PROBLEM REQUIREMENTS –
Find every line in the records below that holds the word "upper", and copy each one.

(Rows from a dataset)
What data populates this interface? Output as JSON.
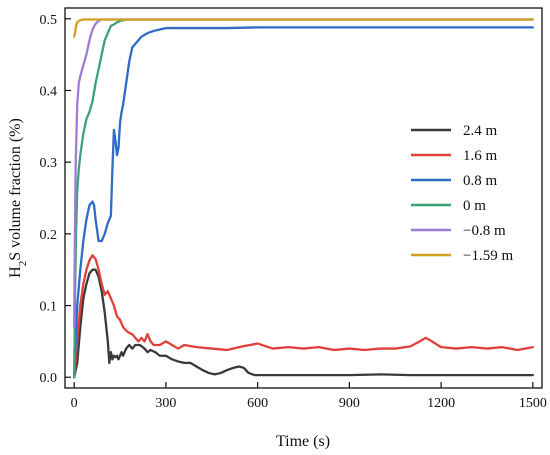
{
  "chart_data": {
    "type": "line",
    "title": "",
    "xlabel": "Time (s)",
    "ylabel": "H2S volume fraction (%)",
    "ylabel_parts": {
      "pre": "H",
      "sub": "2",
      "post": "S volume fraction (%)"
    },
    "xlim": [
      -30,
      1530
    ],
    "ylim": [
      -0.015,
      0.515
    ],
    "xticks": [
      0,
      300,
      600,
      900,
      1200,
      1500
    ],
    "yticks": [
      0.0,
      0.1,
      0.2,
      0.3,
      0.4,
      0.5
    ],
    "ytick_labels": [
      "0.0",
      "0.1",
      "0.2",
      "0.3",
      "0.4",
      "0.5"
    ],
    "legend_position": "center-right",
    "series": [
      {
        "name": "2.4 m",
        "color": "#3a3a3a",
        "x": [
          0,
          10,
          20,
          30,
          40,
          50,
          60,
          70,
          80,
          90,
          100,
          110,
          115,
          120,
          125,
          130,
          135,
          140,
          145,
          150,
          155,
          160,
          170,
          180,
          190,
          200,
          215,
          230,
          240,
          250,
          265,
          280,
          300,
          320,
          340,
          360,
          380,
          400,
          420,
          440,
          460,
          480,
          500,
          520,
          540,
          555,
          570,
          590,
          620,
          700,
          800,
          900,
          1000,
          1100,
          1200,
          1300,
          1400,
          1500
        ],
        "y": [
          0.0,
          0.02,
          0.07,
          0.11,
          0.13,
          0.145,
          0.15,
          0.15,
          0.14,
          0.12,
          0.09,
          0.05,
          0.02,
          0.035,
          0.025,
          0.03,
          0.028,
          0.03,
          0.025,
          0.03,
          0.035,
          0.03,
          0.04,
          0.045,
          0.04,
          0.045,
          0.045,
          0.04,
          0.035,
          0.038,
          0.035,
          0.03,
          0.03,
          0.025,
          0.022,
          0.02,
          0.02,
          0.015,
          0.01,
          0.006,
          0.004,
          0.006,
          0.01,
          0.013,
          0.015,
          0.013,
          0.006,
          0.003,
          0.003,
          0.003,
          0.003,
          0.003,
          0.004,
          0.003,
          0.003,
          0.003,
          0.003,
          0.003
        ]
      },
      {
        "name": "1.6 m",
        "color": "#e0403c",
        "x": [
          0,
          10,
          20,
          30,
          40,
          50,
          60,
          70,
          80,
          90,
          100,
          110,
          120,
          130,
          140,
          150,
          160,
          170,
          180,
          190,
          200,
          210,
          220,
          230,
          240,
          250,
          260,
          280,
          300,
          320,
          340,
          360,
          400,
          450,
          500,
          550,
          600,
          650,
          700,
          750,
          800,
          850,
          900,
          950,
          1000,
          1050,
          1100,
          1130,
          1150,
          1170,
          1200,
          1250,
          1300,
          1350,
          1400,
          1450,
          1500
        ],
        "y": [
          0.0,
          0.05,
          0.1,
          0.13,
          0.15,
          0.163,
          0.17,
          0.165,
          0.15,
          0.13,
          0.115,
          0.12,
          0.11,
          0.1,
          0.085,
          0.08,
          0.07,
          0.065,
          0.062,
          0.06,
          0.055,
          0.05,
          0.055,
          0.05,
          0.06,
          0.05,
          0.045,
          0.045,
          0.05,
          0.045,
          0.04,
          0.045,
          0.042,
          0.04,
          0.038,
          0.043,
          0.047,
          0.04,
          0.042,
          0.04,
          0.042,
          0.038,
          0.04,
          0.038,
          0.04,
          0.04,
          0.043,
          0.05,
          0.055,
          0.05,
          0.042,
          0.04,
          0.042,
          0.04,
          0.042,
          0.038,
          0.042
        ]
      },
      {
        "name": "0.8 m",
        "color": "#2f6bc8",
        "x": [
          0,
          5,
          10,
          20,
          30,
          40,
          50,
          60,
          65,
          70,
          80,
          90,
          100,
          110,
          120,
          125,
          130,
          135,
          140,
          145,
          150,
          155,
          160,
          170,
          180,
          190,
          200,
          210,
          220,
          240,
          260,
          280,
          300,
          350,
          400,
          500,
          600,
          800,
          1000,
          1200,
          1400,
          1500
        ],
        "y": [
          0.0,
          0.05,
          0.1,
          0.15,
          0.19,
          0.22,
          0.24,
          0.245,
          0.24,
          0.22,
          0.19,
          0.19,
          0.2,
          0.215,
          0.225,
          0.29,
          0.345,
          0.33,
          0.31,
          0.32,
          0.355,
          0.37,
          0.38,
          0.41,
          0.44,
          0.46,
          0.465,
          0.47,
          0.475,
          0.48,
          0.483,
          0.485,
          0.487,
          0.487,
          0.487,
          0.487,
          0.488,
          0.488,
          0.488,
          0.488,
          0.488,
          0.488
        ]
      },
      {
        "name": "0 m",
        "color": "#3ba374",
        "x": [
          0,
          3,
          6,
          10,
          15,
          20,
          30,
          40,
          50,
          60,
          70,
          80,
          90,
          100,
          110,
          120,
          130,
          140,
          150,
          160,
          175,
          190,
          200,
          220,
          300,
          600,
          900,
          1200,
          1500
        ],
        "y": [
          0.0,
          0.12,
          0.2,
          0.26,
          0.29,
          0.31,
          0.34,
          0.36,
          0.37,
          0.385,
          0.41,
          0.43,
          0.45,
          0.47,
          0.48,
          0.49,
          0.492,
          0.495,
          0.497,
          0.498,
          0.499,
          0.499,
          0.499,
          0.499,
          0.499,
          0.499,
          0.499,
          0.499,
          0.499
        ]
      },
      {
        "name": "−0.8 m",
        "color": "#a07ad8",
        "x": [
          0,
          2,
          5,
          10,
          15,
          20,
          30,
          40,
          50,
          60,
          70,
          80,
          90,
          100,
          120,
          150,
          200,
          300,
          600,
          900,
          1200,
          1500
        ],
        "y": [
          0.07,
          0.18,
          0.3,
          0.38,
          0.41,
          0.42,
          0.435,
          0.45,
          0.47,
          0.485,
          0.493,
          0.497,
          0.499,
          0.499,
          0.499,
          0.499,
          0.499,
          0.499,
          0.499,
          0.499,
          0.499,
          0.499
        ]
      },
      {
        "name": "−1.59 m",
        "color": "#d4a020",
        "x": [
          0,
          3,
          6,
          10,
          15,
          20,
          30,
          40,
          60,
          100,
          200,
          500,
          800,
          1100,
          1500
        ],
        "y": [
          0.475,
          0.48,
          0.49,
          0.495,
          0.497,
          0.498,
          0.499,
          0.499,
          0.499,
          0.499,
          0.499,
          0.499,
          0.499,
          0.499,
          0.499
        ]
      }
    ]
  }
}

---

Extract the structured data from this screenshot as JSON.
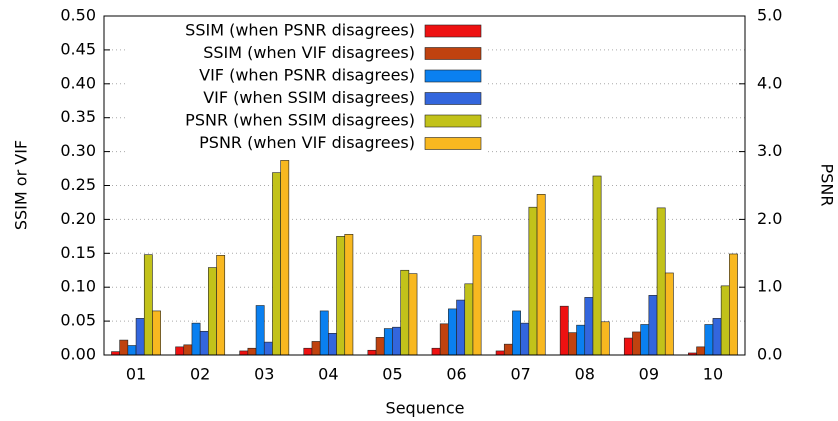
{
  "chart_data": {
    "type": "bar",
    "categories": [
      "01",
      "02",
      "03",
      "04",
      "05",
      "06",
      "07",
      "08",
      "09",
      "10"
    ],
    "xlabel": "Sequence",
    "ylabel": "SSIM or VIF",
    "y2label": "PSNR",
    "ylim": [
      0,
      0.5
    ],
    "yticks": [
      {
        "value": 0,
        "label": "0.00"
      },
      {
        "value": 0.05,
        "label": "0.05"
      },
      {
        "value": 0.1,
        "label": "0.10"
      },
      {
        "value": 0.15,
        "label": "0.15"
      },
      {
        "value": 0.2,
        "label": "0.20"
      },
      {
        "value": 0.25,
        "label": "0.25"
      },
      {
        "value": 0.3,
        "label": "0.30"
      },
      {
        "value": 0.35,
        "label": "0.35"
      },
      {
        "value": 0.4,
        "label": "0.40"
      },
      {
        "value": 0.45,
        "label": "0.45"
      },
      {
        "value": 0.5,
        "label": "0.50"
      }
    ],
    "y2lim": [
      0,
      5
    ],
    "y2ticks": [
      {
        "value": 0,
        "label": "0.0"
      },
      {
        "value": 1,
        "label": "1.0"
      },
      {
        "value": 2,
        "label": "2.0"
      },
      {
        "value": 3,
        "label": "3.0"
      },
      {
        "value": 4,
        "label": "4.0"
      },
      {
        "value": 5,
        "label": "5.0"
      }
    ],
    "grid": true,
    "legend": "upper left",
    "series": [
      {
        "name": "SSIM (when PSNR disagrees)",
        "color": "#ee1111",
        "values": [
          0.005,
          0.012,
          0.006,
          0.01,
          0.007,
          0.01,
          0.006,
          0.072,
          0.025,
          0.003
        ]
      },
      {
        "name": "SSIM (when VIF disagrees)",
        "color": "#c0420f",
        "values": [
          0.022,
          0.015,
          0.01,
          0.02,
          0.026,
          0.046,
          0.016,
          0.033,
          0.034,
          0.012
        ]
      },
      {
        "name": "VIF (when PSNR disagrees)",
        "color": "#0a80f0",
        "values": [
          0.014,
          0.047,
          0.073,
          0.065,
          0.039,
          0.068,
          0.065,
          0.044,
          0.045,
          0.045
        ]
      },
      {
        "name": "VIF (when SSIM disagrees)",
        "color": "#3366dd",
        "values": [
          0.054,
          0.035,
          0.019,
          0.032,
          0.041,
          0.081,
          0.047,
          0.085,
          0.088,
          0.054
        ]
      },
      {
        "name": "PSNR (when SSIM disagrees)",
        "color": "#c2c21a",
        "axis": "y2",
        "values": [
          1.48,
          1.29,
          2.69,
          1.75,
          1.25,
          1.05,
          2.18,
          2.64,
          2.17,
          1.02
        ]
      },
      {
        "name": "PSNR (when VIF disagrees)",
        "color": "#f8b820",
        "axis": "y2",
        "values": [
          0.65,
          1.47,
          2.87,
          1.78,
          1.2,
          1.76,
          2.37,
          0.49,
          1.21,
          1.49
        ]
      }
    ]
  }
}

* * *

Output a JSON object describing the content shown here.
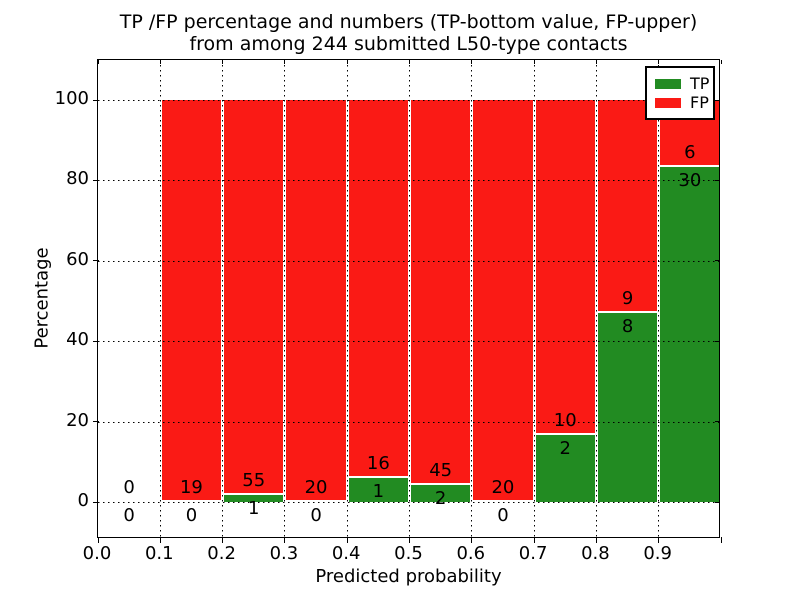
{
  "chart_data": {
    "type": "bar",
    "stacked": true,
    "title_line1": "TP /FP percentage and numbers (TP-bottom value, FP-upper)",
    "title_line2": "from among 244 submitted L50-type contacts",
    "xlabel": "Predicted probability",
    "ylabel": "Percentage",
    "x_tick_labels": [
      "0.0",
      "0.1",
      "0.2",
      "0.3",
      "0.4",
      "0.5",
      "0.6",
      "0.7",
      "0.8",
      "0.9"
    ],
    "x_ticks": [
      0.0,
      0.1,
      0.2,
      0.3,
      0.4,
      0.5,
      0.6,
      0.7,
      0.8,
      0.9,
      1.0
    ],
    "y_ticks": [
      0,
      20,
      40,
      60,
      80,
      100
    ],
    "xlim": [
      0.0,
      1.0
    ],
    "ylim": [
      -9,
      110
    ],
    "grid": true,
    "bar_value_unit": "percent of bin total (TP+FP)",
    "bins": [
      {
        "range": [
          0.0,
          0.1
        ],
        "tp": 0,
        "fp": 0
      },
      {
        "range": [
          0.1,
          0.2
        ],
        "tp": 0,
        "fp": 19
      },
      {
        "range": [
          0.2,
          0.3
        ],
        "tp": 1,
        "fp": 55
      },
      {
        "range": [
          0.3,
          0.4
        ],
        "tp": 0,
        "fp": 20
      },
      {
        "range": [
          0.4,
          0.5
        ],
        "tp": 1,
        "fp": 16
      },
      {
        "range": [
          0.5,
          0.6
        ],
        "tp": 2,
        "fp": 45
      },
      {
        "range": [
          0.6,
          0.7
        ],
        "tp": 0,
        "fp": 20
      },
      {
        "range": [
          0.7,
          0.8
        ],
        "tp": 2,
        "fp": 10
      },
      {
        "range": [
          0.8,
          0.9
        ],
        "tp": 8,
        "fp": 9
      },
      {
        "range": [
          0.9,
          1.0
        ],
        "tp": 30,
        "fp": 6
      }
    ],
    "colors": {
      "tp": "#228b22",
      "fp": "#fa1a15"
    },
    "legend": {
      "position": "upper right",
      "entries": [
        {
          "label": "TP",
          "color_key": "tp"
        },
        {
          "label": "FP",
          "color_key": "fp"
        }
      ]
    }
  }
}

TASK SOLUTION –
    "legend": "upper left",
    "title_line1": "TP /FP percentage and numbers (TP-bottom value, FP-upper)",
      "position": "upper right",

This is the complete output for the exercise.